**Written task:** The records that follow are to be repeated without alteration.

■ ■ ■ ■ ■ ■ ■

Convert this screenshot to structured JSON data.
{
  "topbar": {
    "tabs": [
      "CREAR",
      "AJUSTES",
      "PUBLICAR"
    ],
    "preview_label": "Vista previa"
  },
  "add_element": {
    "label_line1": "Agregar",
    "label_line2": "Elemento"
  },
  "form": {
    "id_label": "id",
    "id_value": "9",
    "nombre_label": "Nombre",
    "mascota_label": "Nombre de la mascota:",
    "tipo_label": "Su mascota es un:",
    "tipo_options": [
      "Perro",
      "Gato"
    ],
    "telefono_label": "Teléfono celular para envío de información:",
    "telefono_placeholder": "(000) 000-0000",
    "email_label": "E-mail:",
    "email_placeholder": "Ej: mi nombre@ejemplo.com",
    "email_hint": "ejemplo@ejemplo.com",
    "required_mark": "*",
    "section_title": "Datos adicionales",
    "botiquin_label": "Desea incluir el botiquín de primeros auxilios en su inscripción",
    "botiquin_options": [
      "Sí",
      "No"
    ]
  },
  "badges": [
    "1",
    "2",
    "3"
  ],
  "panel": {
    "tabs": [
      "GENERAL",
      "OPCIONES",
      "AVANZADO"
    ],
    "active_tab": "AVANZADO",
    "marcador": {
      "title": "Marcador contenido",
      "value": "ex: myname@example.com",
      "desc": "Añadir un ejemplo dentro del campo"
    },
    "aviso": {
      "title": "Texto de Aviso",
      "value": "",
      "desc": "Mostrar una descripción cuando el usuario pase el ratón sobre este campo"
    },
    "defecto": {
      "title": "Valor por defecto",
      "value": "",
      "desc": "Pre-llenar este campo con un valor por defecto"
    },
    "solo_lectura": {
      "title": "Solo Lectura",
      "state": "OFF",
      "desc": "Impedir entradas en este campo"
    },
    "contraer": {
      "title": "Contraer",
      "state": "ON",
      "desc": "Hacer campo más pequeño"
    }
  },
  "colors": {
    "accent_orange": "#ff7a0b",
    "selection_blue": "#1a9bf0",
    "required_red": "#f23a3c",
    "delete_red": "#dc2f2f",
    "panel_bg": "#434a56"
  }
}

■ ■ ■ ■ ■ ■ ■

**Task solution:**
Convert this screenshot to structured JSON data.
{
  "topbar": {
    "tabs": [
      "CREAR",
      "AJUSTES",
      "PUBLICAR"
    ],
    "preview_label": "Vista previa"
  },
  "add_element": {
    "label_line1": "Agregar",
    "label_line2": "Elemento"
  },
  "form": {
    "id_label": "id",
    "id_value": "9",
    "nombre_label": "Nombre",
    "mascota_label": "Nombre de la mascota:",
    "tipo_label": "Su mascota es un:",
    "tipo_options": [
      "Perro",
      "Gato"
    ],
    "telefono_label": "Teléfono celular para envío de información:",
    "telefono_placeholder": "(000) 000-0000",
    "email_label": "E-mail:",
    "email_placeholder": "Ej: mi nombre@ejemplo.com",
    "email_hint": "ejemplo@ejemplo.com",
    "required_mark": "*",
    "section_title": "Datos adicionales",
    "botiquin_label": "Desea incluir el botiquín de primeros auxilios en su inscripción",
    "botiquin_options": [
      "Sí",
      "No"
    ]
  },
  "badges": [
    "1",
    "2",
    "3"
  ],
  "panel": {
    "tabs": [
      "GENERAL",
      "OPCIONES",
      "AVANZADO"
    ],
    "active_tab": "AVANZADO",
    "marcador": {
      "title": "Marcador contenido",
      "value": "ex: myname@example.com",
      "desc": "Añadir un ejemplo dentro del campo"
    },
    "aviso": {
      "title": "Texto de Aviso",
      "value": "",
      "desc": "Mostrar una descripción cuando el usuario pase el ratón sobre este campo"
    },
    "defecto": {
      "title": "Valor por defecto",
      "value": "",
      "desc": "Pre-llenar este campo con un valor por defecto"
    },
    "solo_lectura": {
      "title": "Solo Lectura",
      "state": "OFF",
      "desc": "Impedir entradas en este campo"
    },
    "contraer": {
      "title": "Contraer",
      "state": "ON",
      "desc": "Hacer campo más pequeño"
    }
  },
  "colors": {
    "accent_orange": "#ff7a0b",
    "selection_blue": "#1a9bf0",
    "required_red": "#f23a3c",
    "delete_red": "#dc2f2f",
    "panel_bg": "#434a56"
  }
}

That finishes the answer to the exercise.